[Source document]

Moreover, new methods continue to be developed to infer historical changes in
effective population size. A recent major development uses the pairwise sequentially
Markovian coalescent model (PSMC), which is based on the assumption that local
densities of heterozygotes allow inference of the local time to the most recent common ancestor (Li et al. 2008; MacLeod et al. 2013). This method has the advantage
that it enables inference of species’ population size histories based on single diploid
genomes. This has for example been used to reconstruct the demographic history in
several marine mammal species (Moura et al. 2014; Yim et al. 2014; Zhou et al.
2013), and with the aid of ABCs analyses can also help to identity ancient admixture
(Miller et al. 2012) or to reconstruct divergence history (Nadachowska-Brzyska et
al. 2013).
NGS and adaptive genetic variation
In addition to enabling more accurate inference population histories, large-scale
genomic data can also be used to detect regions of the genome under natural selection, which in turn can be used to identify locally adapted traits among populations
(Nielsen et al. 2005). For example, selective sweep mapping can be performed to
detect purifying selection (Boitard et al. 2012; Foll & Gaggiotti 2008; Kim &
Stephan 2002; Messer & Petrov 2013). Most of these tests are based on the genetic
hitchhiking concept, where genome scans are employed to identify regions with
local reduction in genetic diversity where purifying selection has acted. Moreover by
integrating genomic and environmental datasets, potential ecological and environmental drivers of selection can be revealed (Jones et al. 2013; Joost et al. 2007;
Schoville et al. 2012; Stapley et al. 2010).
Ancient DNA and museum collections
The recent development of the ancient DNA field can also provide new insights to
understand how the past has affected the present. For example, the use of serially
sampled ancient DNA data (Hadly et al. 2004) now permits demographic histories to
be investigated in real-time as changes occurred, thus facilitating interpretations of
the interaction between genetic and climatic changes (de Bruyn et al. 2011; Shapiro
et al. 2004). The development of ancient DNA tools also highlights the utility of
museum collections in genetic research. By allowing the comparison of historical
and present-day genetic diversities, museum collections provide the opportunity to
better understand the impacts of recent environmental change and human activities
(Bi et al. 2013; Moritz et al. 2008; Nachman 2013; Ramakrishnan et al. 2005;
Thomas et al. 1990; Wandeler et al. 2007). In Paper IV, we made use of this approach through sampling of both contemporary samples and museum specimens
from Eurasian otters in Sweden. This allowed us to compare levels of genetic diversity and differentiation before, during and after a well-documented bottleneck.
18
Palaeogenomics
Coupled with the development of more advanced extraction and next-generation
sequencing methods, the ancient DNA field has now entered the age of the palaeogenomics, pushing the limits of the DNA recovery (Millar & Lambert 2013;
Orlando et al. 2013) and enabling new ways to calibrate molecular clocks as well as
examining selection (Campbell et al. 2010; Fu et al. 2014; Shapiro & Hofreiter
2014). Another method that has recently been developed takes advantage of temporal sampling to investigate the footprint of genomic differentiation among samples
to provide information about the populations’ histories. Thus, genetic differentiation
between temporally spaced samples now make it possible to distinguish between (i)

[/Source document]
[Dataset entries]

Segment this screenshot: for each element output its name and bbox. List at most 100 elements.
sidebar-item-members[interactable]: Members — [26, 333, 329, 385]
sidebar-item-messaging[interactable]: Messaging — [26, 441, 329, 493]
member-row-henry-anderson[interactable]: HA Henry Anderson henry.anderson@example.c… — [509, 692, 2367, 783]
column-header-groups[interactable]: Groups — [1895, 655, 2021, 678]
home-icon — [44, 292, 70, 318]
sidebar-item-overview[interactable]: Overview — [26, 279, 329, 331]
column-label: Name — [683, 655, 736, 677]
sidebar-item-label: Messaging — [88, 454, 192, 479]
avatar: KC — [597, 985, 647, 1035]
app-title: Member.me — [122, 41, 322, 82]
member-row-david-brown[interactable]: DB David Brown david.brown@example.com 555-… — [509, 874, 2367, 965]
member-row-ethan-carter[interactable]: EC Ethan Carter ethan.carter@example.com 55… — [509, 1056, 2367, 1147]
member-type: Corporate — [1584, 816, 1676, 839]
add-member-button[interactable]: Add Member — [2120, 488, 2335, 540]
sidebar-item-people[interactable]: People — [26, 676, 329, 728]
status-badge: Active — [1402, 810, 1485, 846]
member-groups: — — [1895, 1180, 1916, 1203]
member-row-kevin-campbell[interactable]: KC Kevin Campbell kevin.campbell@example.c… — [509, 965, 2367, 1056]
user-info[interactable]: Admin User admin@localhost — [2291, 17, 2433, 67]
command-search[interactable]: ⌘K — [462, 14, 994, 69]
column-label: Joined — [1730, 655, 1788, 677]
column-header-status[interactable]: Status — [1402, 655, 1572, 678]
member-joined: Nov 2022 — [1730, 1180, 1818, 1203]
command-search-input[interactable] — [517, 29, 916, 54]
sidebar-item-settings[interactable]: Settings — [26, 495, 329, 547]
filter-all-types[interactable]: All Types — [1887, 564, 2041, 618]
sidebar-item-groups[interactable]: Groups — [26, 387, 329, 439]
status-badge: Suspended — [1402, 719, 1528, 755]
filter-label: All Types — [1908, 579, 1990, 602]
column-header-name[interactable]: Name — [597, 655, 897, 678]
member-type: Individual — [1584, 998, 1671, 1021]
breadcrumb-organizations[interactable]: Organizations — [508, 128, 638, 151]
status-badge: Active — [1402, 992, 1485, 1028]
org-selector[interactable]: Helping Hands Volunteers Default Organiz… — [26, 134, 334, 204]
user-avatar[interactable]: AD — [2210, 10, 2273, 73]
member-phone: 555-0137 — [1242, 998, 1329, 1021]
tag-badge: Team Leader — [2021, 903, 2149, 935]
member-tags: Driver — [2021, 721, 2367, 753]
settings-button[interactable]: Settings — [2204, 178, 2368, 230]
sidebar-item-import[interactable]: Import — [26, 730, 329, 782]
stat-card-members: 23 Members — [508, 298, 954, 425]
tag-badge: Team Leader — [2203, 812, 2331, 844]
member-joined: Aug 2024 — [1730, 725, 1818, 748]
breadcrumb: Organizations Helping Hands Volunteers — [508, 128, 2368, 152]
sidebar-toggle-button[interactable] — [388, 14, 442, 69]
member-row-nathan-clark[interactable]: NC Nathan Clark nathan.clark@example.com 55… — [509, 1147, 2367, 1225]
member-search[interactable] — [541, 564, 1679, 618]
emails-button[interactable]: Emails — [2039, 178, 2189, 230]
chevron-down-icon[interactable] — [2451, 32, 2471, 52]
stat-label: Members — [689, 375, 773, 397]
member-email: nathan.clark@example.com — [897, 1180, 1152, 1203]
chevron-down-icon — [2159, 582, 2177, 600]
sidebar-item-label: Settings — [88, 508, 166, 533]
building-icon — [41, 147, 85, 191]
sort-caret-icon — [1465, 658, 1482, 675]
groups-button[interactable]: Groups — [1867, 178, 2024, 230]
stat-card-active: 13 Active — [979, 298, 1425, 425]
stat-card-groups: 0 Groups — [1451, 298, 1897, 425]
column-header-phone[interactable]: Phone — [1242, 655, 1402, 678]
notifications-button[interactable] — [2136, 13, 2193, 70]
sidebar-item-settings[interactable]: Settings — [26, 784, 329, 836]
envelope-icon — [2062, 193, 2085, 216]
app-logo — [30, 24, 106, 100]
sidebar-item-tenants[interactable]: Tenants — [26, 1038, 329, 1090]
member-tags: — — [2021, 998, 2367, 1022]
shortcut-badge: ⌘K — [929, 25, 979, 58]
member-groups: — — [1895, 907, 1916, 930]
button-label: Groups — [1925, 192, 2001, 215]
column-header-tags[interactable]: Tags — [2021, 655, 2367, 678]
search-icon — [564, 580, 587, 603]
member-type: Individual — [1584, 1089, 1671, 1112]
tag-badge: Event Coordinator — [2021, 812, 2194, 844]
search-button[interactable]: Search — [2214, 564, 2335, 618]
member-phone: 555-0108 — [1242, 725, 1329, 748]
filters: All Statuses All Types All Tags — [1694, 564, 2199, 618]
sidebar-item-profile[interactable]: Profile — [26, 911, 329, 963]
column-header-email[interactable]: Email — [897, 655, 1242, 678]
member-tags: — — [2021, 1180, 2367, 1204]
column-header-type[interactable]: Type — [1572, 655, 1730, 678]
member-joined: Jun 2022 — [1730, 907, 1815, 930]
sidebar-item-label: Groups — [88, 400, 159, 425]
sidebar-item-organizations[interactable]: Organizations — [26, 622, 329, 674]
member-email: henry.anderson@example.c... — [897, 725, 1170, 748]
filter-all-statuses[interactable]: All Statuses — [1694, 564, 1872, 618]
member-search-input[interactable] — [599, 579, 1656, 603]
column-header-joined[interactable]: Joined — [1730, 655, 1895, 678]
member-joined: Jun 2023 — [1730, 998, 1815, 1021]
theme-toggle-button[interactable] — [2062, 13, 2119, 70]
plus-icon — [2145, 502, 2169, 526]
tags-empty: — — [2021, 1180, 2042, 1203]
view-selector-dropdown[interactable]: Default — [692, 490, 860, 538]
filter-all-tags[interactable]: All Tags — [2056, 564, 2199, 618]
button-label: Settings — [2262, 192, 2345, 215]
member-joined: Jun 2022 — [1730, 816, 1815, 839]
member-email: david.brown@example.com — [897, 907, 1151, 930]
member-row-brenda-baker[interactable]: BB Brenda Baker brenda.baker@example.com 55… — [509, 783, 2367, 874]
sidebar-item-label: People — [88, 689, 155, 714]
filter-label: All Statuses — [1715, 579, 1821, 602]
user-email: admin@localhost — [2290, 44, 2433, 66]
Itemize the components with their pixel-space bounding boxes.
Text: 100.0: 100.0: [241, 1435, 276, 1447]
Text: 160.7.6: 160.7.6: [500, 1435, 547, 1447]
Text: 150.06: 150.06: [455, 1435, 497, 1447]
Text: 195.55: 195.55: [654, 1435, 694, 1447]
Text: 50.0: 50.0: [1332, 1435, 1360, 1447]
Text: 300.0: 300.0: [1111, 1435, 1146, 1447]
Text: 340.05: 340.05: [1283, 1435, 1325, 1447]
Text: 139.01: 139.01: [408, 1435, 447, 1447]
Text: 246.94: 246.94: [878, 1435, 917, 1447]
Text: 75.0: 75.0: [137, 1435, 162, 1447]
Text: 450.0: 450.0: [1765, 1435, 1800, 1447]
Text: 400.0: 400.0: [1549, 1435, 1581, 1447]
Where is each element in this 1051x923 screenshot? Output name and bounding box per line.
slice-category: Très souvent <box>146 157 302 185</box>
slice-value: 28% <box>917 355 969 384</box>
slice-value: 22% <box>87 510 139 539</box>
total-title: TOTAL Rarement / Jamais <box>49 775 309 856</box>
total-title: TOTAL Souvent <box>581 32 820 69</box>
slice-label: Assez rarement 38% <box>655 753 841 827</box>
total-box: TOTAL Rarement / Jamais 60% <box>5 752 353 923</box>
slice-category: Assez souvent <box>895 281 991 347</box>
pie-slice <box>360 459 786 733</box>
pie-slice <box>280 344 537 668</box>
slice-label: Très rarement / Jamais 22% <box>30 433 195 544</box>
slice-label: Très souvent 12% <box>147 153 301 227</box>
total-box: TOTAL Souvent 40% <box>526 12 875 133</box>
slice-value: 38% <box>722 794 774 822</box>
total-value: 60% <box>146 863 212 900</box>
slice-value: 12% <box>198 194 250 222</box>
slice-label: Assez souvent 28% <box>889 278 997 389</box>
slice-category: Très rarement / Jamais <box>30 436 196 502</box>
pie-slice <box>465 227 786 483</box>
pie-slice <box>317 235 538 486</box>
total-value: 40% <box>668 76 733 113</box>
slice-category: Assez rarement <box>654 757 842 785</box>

[/Dataset entries]

— How to complete this task —
Print everything from "Moreover, new methods" down to "Zhou et al." in the text on genomic and ancient DNA methods above, with no changes.

— Final answer —
Moreover, new methods continue to be developed to infer historical changes in
effective population size. A recent major development uses the pairwise sequentially
Markovian coalescent model (PSMC), which is based on the assumption that local
densities of heterozygotes allow inference of the local time to the most recent common ancestor (Li et al. 2008; MacLeod et al. 2013). This method has the advantage
that it enables inference of species’ population size histories based on single diploid
genomes. This has for example been used to reconstruct the demographic history in
several marine mammal species (Moura et al. 2014; Yim et al. 2014; Zhou et al.